◆ WRITTEN REQUEST: Wherever a line below holds the word "течение", copy that line.

◆ Records from a collection:

────────────────────────────────────────

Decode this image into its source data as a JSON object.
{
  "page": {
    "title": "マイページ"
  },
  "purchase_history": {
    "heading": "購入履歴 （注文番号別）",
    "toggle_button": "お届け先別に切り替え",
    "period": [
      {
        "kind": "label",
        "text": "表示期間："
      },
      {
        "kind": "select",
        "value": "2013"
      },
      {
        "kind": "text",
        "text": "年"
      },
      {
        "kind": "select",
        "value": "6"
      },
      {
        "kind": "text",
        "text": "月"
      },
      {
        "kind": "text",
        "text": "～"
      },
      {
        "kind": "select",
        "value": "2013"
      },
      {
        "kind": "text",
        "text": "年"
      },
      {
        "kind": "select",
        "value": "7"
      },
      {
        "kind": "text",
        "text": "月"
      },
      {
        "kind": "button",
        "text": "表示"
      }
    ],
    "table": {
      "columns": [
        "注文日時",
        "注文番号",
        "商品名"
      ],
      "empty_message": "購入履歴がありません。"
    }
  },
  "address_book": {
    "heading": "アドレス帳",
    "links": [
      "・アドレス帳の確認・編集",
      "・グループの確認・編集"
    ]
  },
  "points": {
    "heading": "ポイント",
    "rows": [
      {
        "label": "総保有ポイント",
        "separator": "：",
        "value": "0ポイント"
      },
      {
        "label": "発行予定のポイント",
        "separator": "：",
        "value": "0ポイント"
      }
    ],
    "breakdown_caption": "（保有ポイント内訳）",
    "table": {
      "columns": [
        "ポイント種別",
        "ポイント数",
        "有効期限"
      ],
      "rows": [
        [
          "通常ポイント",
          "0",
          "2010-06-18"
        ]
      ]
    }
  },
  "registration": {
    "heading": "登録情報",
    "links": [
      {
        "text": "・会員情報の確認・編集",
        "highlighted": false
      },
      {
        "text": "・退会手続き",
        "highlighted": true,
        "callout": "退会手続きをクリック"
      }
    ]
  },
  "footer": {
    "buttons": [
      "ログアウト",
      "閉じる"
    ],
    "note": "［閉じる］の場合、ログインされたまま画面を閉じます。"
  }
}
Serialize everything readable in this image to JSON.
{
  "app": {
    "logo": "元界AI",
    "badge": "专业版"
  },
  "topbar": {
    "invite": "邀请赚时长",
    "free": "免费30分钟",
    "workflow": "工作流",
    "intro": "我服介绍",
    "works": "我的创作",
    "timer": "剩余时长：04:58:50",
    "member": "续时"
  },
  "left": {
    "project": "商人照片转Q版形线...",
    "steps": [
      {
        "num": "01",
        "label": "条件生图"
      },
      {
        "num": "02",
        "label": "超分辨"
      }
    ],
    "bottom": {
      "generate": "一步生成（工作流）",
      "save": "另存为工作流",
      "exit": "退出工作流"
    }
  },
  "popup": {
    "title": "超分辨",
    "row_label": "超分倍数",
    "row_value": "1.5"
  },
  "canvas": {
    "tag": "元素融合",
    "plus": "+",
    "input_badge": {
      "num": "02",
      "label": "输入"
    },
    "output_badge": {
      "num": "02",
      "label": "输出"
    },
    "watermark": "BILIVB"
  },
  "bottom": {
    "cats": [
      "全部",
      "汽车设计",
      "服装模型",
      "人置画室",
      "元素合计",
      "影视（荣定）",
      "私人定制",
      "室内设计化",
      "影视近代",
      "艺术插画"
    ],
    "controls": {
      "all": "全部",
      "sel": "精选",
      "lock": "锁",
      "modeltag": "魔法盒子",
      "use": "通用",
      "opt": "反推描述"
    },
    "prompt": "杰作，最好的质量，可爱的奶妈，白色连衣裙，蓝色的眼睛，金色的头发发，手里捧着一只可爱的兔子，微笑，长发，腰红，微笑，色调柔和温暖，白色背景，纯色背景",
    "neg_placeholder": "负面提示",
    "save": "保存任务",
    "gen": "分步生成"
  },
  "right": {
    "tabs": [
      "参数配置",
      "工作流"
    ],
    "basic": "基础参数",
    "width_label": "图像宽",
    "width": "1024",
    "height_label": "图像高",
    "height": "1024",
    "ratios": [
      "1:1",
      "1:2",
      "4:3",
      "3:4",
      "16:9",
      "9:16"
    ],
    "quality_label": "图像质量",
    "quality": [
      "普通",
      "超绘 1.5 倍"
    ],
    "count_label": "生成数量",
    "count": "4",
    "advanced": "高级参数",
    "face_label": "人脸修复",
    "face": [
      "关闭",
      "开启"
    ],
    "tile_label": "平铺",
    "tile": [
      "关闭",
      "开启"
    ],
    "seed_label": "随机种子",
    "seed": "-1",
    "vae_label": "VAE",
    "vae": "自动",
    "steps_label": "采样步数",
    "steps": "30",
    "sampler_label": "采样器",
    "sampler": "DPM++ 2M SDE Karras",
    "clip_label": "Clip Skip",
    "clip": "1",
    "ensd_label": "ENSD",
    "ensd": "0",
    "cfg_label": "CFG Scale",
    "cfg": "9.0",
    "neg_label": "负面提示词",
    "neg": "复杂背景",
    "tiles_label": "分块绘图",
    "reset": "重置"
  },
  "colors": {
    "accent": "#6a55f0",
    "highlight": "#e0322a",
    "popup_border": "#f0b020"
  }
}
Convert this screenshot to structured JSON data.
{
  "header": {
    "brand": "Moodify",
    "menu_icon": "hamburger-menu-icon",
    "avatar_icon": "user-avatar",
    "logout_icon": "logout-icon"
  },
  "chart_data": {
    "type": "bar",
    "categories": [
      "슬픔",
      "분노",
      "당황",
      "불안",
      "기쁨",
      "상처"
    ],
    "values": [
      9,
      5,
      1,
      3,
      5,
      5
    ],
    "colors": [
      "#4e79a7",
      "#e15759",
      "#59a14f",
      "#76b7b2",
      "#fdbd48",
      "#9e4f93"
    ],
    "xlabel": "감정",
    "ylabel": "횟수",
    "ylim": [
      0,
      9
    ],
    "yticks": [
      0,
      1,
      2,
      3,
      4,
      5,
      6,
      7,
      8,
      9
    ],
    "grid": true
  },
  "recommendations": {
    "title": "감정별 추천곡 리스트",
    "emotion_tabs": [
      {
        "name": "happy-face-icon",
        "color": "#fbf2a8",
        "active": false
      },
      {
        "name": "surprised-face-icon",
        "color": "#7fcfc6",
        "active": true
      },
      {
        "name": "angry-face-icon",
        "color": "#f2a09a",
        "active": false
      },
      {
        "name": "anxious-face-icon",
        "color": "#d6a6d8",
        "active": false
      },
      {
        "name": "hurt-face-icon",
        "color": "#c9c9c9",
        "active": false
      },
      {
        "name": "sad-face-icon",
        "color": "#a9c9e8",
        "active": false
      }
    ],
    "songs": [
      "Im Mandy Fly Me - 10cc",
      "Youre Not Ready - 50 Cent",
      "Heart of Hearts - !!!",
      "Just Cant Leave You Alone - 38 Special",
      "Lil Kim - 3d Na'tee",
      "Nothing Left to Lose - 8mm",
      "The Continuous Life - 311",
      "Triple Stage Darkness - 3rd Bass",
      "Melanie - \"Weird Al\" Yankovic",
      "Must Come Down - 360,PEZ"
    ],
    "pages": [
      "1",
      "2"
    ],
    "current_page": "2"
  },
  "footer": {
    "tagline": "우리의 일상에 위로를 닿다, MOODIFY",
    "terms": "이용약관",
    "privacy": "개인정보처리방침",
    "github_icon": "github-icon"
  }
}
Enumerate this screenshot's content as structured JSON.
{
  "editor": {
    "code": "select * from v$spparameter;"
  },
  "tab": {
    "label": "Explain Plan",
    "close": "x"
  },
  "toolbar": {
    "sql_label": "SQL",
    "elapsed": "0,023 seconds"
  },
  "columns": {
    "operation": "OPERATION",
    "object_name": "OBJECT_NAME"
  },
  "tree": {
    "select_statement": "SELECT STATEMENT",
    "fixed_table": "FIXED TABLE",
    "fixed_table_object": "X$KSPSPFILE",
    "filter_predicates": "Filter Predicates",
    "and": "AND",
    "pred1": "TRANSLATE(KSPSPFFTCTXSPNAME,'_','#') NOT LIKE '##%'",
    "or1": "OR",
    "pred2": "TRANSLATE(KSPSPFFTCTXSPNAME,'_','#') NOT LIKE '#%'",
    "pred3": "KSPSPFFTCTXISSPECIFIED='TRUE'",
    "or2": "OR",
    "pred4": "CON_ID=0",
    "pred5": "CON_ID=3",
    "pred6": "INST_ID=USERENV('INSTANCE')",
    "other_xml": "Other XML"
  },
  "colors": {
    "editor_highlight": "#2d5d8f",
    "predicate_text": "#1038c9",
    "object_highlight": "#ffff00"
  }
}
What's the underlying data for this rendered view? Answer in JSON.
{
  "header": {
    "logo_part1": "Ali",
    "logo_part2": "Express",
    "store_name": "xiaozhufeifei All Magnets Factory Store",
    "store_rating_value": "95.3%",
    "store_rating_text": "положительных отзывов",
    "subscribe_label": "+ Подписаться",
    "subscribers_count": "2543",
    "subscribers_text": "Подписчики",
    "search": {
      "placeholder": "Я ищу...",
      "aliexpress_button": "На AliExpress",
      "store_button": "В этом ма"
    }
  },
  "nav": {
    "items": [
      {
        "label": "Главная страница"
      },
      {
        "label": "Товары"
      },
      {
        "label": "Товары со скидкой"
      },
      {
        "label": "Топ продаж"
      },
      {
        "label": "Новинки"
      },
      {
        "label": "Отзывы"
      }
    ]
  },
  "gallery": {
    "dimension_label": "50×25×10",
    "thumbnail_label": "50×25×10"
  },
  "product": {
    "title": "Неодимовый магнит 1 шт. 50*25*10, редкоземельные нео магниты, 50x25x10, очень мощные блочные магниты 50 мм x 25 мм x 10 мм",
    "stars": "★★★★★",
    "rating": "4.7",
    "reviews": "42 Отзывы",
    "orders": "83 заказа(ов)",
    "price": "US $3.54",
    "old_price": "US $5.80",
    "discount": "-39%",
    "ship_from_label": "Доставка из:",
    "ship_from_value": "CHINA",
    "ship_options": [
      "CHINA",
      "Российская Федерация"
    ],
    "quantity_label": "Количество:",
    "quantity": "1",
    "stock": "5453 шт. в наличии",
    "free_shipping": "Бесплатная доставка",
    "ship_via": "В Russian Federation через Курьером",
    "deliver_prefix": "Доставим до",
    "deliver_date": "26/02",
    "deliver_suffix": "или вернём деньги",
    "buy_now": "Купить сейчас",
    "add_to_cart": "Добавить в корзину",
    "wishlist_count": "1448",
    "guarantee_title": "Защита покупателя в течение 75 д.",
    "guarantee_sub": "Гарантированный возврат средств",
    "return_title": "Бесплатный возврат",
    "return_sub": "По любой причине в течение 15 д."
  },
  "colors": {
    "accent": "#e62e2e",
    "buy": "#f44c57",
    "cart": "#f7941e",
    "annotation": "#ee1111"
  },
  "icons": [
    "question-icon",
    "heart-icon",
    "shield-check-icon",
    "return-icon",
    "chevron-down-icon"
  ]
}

────────────────────────────────────────

◆ OUTPUT:
    "guarantee_title": "Защита покупателя в течение 75 д.",
    "return_sub": "По любой причине в течение 15 д."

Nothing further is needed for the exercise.